### [Aim of the exercise]
Filter out everything except lines holding "JSON".

### [Working data]
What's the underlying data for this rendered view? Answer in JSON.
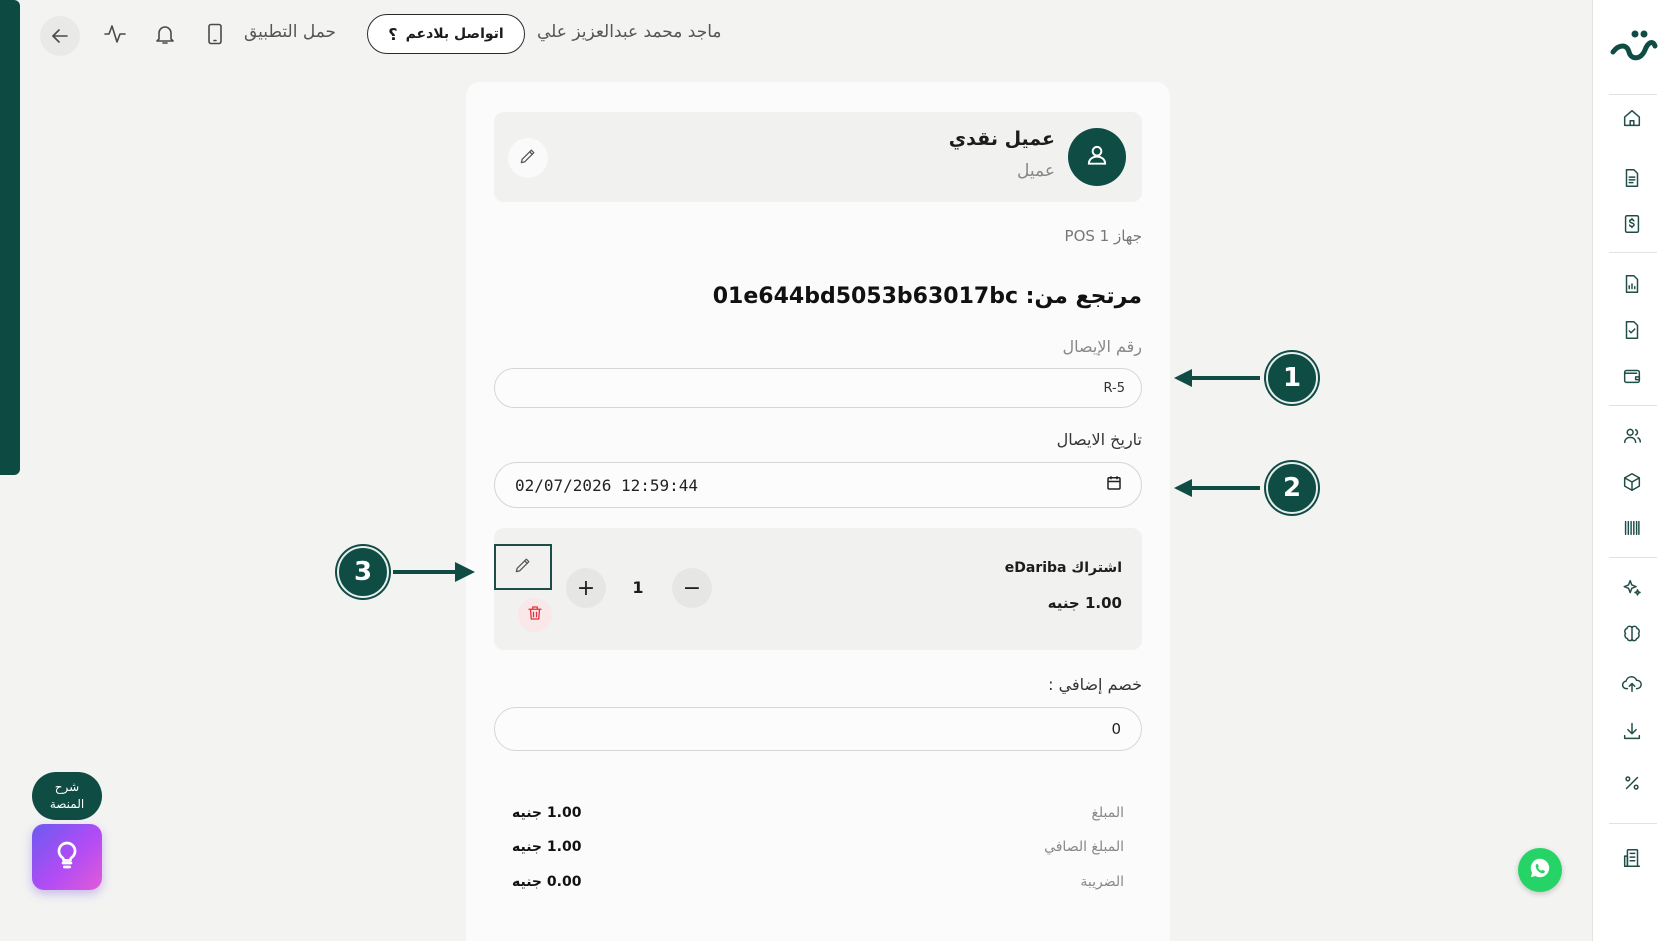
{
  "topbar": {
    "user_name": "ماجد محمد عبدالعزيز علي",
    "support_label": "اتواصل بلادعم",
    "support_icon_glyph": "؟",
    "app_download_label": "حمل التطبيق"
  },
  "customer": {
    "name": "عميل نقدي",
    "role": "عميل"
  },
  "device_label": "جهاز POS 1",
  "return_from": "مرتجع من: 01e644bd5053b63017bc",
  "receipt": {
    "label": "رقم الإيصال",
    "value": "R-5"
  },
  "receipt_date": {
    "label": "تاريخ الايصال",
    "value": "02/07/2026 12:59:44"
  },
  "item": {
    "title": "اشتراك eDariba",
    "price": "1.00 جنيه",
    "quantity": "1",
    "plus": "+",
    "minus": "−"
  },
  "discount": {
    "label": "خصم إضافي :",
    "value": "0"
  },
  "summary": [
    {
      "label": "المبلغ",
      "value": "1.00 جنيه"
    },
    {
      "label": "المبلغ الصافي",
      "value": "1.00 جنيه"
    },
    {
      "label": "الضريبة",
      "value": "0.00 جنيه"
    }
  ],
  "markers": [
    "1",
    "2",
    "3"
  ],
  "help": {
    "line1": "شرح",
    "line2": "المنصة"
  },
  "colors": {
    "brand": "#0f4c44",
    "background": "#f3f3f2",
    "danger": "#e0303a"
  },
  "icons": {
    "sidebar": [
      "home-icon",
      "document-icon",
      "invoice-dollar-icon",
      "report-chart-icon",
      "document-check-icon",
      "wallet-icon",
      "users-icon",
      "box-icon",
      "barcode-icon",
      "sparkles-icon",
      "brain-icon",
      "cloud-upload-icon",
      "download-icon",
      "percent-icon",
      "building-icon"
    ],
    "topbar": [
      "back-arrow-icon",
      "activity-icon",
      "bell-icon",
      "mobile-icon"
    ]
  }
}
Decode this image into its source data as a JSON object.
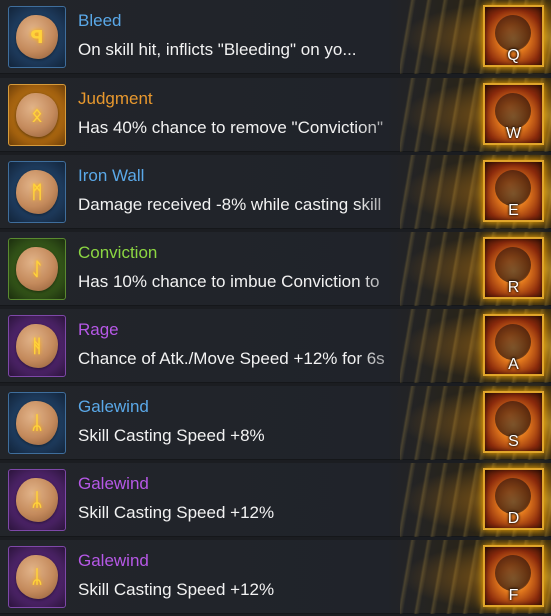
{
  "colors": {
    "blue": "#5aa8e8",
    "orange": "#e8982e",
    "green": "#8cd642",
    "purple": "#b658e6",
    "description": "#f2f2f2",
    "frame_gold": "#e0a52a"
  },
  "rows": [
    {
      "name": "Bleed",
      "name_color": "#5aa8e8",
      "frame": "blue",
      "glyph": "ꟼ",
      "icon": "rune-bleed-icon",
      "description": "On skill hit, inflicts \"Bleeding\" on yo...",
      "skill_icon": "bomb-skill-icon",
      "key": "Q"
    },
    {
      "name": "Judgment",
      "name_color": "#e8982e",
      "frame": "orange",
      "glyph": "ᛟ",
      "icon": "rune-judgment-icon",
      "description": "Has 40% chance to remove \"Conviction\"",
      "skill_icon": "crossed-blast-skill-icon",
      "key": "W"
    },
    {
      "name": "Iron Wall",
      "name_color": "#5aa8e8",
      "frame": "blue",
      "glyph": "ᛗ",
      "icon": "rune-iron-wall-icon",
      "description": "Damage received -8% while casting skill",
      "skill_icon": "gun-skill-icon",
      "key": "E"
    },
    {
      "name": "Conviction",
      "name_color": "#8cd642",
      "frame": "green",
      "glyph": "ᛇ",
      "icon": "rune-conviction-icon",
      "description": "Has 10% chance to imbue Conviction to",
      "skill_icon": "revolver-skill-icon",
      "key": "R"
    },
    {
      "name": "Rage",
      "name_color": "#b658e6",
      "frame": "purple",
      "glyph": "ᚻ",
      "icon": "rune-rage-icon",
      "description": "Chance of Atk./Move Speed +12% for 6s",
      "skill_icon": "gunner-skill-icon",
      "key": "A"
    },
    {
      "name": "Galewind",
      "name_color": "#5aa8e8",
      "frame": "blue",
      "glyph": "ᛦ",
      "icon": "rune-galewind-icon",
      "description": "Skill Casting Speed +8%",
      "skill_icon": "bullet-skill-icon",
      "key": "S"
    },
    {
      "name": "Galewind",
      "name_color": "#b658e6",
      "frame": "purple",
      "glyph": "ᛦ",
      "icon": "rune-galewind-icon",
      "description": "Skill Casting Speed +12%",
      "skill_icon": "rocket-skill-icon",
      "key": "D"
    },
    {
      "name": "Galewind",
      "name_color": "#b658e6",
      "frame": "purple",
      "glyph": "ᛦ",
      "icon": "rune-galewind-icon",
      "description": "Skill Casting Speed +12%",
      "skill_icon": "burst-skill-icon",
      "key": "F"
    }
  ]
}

### [Result of the task]
What's the underlying data for this rendered view? Answer in JSON.
Decode this image into its source data as a JSON object.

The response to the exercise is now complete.